* Objective: In the records below, find the line containing "Type out the text in this image.", then extract that line and all subsequent lines exactly, leaving out everything else.

* Records from a collection:
☆ ☆ ☆ ☆ ☆ ☆ ☆

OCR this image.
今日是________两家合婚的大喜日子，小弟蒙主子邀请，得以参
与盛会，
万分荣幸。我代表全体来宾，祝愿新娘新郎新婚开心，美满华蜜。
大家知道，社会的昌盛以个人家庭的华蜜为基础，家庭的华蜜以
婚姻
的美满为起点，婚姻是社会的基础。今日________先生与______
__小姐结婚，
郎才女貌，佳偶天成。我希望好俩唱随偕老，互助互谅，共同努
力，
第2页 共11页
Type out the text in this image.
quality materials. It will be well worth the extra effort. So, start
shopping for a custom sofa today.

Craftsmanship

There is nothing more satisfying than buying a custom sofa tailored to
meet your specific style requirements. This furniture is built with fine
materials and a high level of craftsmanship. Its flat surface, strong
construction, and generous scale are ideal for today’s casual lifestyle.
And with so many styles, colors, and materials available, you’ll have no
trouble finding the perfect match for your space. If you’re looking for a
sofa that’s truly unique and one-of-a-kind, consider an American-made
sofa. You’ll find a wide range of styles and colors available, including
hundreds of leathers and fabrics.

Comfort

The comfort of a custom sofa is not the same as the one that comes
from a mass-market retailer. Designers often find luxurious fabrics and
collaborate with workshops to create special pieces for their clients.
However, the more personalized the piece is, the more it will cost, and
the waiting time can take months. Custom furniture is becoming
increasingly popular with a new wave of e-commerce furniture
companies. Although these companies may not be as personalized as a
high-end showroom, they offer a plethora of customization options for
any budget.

☆ ☆ ☆ ☆ ☆ ☆ ☆

* Solution for this exercise:
Type out the text in this image.
quality materials. It will be well worth the extra effort. So, start
shopping for a custom sofa today.

Craftsmanship

There is nothing more satisfying than buying a custom sofa tailored to
meet your specific style requirements. This furniture is built with fine
materials and a high level of craftsmanship. Its flat surface, strong
construction, and generous scale are ideal for today’s casual lifestyle.
And with so many styles, colors, and materials available, you’ll have no
trouble finding the perfect match for your space. If you’re looking for a
sofa that’s truly unique and one-of-a-kind, consider an American-made
sofa. You’ll find a wide range of styles and colors available, including
hundreds of leathers and fabrics.

Comfort

The comfort of a custom sofa is not the same as the one that comes
from a mass-market retailer. Designers often find luxurious fabrics and
collaborate with workshops to create special pieces for their clients.
However, the more personalized the piece is, the more it will cost, and
the waiting time can take months. Custom furniture is becoming
increasingly popular with a new wave of e-commerce furniture
companies. Although these companies may not be as personalized as a
high-end showroom, they offer a plethora of customization options for
any budget.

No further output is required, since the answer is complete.